>> Begin

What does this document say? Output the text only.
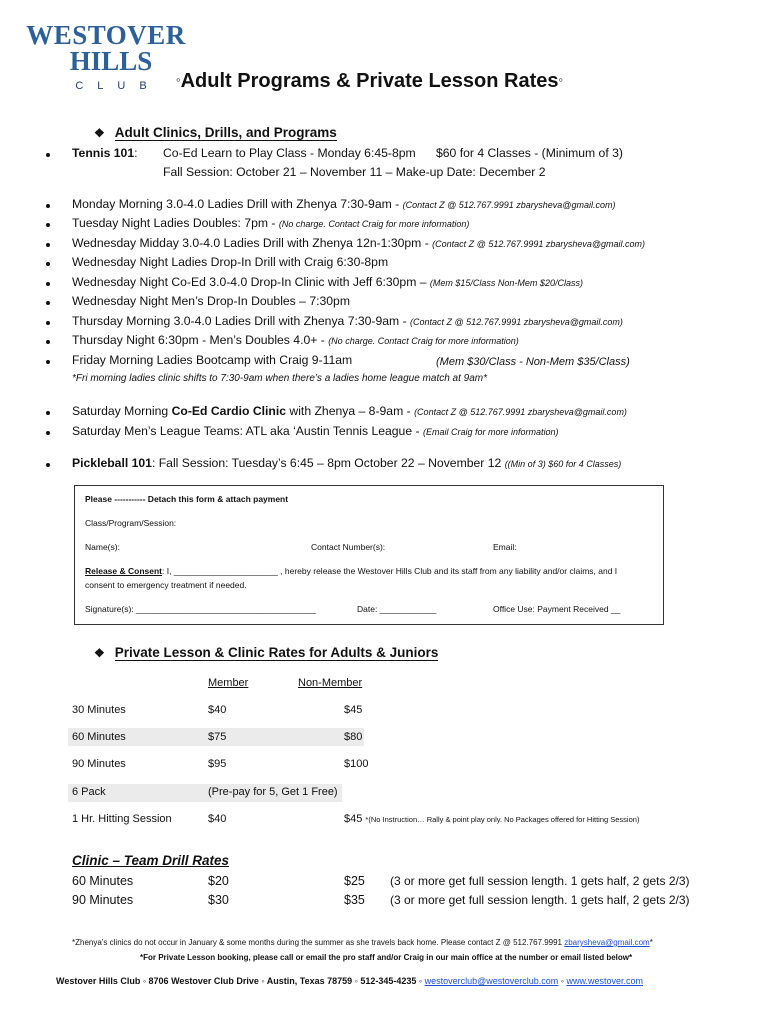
WESTOVER
HILLS
CLUB	◦Adult Programs & Private Lesson Rates◦
❖ Adult Clinics, Drills, and Programs
Tennis 101: Co-Ed Learn to Play Class - Monday 6:45-8pm $60 for 4 Classes - (Minimum of 3)
Fall Session: October 21 – November 11 – Make-up Date: December 2
Monday Morning 3.0-4.0 Ladies Drill with Zhenya 7:30-9am - (Contact Z @ 512.767.9991 zbarysheva@gmail.com)
Tuesday Night Ladies Doubles: 7pm - (No charge. Contact Craig for more information)
Wednesday Midday 3.0-4.0 Ladies Drill with Zhenya 12n-1:30pm - (Contact Z @ 512.767.9991 zbarysheva@gmail.com)
Wednesday Night Ladies Drop-In Drill with Craig 6:30-8pm
Wednesday Night Co-Ed 3.0-4.0 Drop-In Clinic with Jeff 6:30pm – (Mem $15/Class Non-Mem $20/Class)
Wednesday Night Men’s Drop-In Doubles – 7:30pm
Thursday Morning 3.0-4.0 Ladies Drill with Zhenya 7:30-9am - (Contact Z @ 512.767.9991 zbarysheva@gmail.com)
Thursday Night 6:30pm - Men’s Doubles 4.0+ - (No charge. Contact Craig for more information)
Friday Morning Ladies Bootcamp with Craig 9-11am	(Mem $30/Class - Non-Mem $35/Class)
*Fri morning ladies clinic shifts to 7:30-9am when there’s a ladies home league match at 9am*
Saturday Morning Co-Ed Cardio Clinic with Zhenya – 8-9am - (Contact Z @ 512.767.9991 zbarysheva@gmail.com)
Saturday Men’s League Teams: ATL aka ‘Austin Tennis League - (Email Craig for more information)
Pickleball 101: Fall Session: Tuesday’s 6:45 – 8pm October 22 – November 12 ((Min of 3) $60 for 4 Classes)
Please ----------- Detach this form & attach payment
Class/Program/Session:
Name(s):	Contact Number(s):	Email:
Release & Consent: I, ______________________ , hereby release the Westover Hills Club and its staff from any liability and/or claims, and I
consent to emergency treatment if needed.
Signature(s): ______________________________________	Date: ____________	Office Use: Payment Received __
❖ Private Lesson & Clinic Rates for Adults & Juniors
Member	Non-Member
30 Minutes	$40	$45
60 Minutes	$75	$80
90 Minutes	$95	$100
6 Pack	(Pre-pay for 5, Get 1 Free)
1 Hr. Hitting Session	$40	$45 *(No Instruction… Rally & point play only. No Packages offered for Hitting Session)
Clinic – Team Drill Rates
60 Minutes	$20	$25 (3 or more get full session length. 1 gets half, 2 gets 2/3)
90 Minutes	$30	$35 (3 or more get full session length. 1 gets half, 2 gets 2/3)
*Zhenya’s clinics do not occur in January & some months during the summer as she travels back home. Please contact Z @ 512.767.9991 zbarysheva@gmail.com*
*For Private Lesson booking, please call or email the pro staff and/or Craig in our main office at the number or email listed below*
Westover Hills Club ◦ 8706 Westover Club Drive ◦ Austin, Texas 78759 ◦ 512-345-4235 ◦ westoverclub@westoverclub.com ◦ www.westover.com
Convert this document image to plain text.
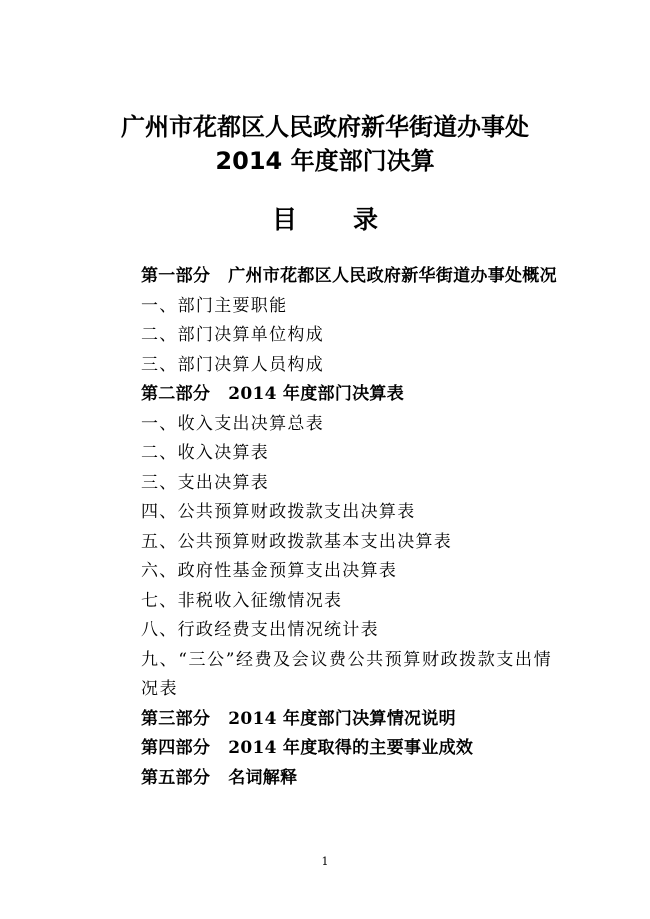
广州市花都区人民政府新华街道办事处
2014 年度部门决算
目 录
第一部分 广州市花都区人民政府新华街道办事处概况
一、部门主要职能
二、部门决算单位构成
三、部门决算人员构成
第二部分 2014 年度部门决算表
一、收入支出决算总表
二、收入决算表
三、支出决算表
四、公共预算财政拨款支出决算表
五、公共预算财政拨款基本支出决算表
六、政府性基金预算支出决算表
七、非税收入征缴情况表
八、行政经费支出情况统计表
九、“三公”经费及会议费公共预算财政拨款支出情况表
第三部分 2014 年度部门决算情况说明
第四部分 2014 年度取得的主要事业成效
第五部分 名词解释
1
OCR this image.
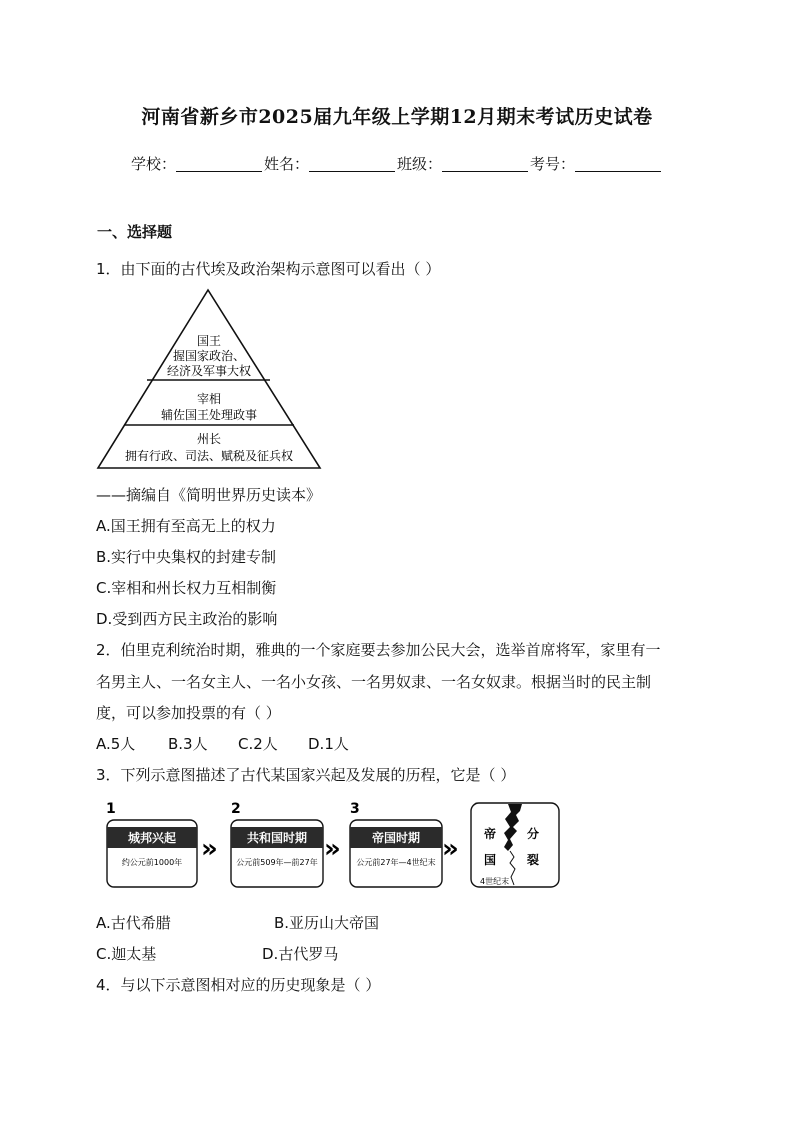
河南省新乡市2025届九年级上学期12月期末考试历史试卷
学校：	姓名：	班级：	考号：
一、选择题
1．由下面的古代埃及政治架构示意图可以看出（ ）
国王
握国家政治、
经济及军事大权
宰相
辅佐国王处理政事
州长
拥有行政、司法、赋税及征兵权
——摘编自《简明世界历史读本》
A.国王拥有至高无上的权力
B.实行中央集权的封建专制
C.宰相和州长权力互相制衡
D.受到西方民主政治的影响
2．伯里克利统治时期，雅典的一个家庭要去参加公民大会，选举首席将军，家里有一
名男主人、一名女主人、一名小女孩、一名男奴隶、一名女奴隶。根据当时的民主制
度，可以参加投票的有（ ）
A.5人 B.3人 C.2人 D.1人
3．下列示意图描述了古代某国家兴起及发展的历程，它是（ ）
1
城邦兴起
约公元前1000年 »
2
共和国时期
公元前509年—前27年 »
3
帝国时期
公元前27年—4世纪末 » 帝
国
分
裂
4世纪末
A.古代希腊	B.亚历山大帝国
C.迦太基	D.古代罗马
4．与以下示意图相对应的历史现象是（ ）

>> End

§ **Task brief**
Which lines include the word "Night"? List them all.

§ **Answer for this exercise**
Tuesday Night Ladies Doubles: 7pm - (No charge. Contact Craig for more information)
Wednesday Night Ladies Drop-In Drill with Craig 6:30-8pm
Wednesday Night Co-Ed 3.0-4.0 Drop-In Clinic with Jeff 6:30pm – (Mem $15/Class Non-Mem $20/Class)
Wednesday Night Men’s Drop-In Doubles – 7:30pm
Thursday Night 6:30pm - Men’s Doubles 4.0+ - (No charge. Contact Craig for more information)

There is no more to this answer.